#### Task directions
Extract every line where the string "Details" appears.

#### Material
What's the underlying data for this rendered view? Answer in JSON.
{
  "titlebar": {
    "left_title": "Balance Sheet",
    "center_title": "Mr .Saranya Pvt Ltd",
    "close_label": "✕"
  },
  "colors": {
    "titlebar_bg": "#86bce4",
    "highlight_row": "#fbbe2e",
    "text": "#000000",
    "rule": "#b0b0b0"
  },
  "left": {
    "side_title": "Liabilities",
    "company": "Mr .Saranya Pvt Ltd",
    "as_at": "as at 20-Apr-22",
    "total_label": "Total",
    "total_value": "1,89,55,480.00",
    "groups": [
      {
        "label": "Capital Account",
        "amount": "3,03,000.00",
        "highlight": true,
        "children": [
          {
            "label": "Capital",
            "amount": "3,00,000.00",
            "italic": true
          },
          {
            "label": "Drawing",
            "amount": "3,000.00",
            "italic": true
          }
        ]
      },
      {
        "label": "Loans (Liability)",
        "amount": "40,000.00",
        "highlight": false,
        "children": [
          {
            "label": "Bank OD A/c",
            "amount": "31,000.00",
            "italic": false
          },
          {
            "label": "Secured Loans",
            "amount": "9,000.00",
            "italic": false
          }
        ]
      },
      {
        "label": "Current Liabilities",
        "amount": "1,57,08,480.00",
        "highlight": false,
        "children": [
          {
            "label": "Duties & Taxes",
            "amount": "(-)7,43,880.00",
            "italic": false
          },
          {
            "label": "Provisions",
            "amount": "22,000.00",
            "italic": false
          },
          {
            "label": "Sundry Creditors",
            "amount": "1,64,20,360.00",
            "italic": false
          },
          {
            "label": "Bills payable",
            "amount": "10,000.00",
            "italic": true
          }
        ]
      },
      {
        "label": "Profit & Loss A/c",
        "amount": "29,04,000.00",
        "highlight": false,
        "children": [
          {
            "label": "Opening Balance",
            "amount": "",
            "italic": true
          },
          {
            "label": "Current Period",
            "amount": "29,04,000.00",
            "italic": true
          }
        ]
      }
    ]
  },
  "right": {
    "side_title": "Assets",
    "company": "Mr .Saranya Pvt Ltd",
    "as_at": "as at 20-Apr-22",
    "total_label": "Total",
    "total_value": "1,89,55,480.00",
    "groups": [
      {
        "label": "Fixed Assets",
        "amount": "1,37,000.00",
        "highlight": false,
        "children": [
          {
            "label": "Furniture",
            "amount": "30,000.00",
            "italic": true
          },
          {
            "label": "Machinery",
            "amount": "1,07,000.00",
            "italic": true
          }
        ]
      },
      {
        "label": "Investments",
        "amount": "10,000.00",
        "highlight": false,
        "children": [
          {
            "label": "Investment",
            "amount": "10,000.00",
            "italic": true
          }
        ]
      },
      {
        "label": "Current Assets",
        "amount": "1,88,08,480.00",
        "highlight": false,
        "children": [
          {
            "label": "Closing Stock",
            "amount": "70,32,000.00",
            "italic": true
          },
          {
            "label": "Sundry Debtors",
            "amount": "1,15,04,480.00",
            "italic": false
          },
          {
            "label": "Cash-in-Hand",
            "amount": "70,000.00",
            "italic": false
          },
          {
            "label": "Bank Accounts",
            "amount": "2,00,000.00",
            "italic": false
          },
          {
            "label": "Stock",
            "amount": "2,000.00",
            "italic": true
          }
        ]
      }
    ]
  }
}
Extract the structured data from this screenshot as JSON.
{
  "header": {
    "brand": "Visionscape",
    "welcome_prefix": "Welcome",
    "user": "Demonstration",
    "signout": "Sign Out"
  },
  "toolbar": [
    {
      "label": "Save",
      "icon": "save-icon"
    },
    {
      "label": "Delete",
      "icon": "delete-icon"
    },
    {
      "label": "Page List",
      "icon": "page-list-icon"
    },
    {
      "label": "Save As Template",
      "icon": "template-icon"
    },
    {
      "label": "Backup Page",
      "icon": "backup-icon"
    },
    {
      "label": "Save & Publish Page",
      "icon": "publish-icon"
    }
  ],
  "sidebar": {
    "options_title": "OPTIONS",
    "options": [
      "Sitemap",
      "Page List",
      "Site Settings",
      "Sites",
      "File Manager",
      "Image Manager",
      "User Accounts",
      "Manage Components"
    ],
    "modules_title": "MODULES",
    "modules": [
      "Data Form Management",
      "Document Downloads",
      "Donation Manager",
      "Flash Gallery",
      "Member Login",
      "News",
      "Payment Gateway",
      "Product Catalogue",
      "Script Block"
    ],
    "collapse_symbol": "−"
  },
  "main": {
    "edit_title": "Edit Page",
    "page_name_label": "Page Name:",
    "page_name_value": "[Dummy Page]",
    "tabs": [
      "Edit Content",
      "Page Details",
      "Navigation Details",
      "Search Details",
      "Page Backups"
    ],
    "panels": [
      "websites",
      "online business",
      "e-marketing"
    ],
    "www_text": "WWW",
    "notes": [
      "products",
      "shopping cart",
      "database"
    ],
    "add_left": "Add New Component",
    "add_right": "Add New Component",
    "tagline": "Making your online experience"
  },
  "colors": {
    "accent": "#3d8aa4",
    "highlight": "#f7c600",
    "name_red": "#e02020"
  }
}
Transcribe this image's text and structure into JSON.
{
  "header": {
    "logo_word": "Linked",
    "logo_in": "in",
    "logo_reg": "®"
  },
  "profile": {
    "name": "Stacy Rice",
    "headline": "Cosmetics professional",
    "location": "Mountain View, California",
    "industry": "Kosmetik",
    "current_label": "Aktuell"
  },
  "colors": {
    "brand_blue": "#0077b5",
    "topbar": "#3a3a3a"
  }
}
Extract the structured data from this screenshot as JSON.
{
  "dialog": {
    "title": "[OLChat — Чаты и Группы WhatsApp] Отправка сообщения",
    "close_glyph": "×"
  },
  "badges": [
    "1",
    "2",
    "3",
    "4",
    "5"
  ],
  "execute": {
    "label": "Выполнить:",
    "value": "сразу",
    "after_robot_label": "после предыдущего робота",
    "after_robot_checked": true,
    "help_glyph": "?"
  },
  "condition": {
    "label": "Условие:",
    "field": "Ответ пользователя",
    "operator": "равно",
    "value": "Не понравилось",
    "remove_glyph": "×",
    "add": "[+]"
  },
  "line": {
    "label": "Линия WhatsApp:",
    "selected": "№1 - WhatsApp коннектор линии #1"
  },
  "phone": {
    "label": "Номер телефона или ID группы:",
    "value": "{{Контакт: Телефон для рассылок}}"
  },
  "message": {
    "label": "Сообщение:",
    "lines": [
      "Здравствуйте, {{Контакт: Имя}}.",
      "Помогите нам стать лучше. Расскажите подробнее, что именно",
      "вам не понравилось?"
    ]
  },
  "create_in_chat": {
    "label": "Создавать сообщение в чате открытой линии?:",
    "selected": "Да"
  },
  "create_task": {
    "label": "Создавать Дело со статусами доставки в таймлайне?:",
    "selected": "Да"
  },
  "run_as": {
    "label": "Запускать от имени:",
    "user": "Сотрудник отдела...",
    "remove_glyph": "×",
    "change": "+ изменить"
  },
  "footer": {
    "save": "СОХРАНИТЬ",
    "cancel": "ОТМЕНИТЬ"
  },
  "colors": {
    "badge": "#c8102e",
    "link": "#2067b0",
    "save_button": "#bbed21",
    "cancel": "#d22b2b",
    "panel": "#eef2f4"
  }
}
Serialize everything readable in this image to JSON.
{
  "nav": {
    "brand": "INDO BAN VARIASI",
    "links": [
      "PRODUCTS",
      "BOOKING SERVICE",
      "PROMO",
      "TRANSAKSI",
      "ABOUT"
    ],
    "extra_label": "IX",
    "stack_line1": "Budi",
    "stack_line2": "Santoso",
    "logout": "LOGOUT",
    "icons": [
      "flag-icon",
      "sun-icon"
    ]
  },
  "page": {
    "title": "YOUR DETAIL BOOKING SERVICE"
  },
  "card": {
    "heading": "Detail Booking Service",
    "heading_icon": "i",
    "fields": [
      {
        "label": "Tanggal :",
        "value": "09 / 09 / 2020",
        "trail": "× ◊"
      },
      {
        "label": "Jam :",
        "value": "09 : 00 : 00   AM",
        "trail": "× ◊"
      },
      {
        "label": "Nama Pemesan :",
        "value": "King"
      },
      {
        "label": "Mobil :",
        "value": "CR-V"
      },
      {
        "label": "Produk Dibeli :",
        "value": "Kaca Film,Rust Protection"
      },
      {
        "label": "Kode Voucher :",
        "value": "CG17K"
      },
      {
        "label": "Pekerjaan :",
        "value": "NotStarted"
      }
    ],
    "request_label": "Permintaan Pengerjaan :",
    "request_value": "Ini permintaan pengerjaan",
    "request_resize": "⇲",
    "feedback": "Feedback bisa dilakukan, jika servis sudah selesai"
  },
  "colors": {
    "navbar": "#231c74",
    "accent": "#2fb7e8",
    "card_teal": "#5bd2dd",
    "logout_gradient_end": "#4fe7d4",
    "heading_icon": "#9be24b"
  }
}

#### Solution
      "Page Details",
      "Navigation Details",
      "Search Details",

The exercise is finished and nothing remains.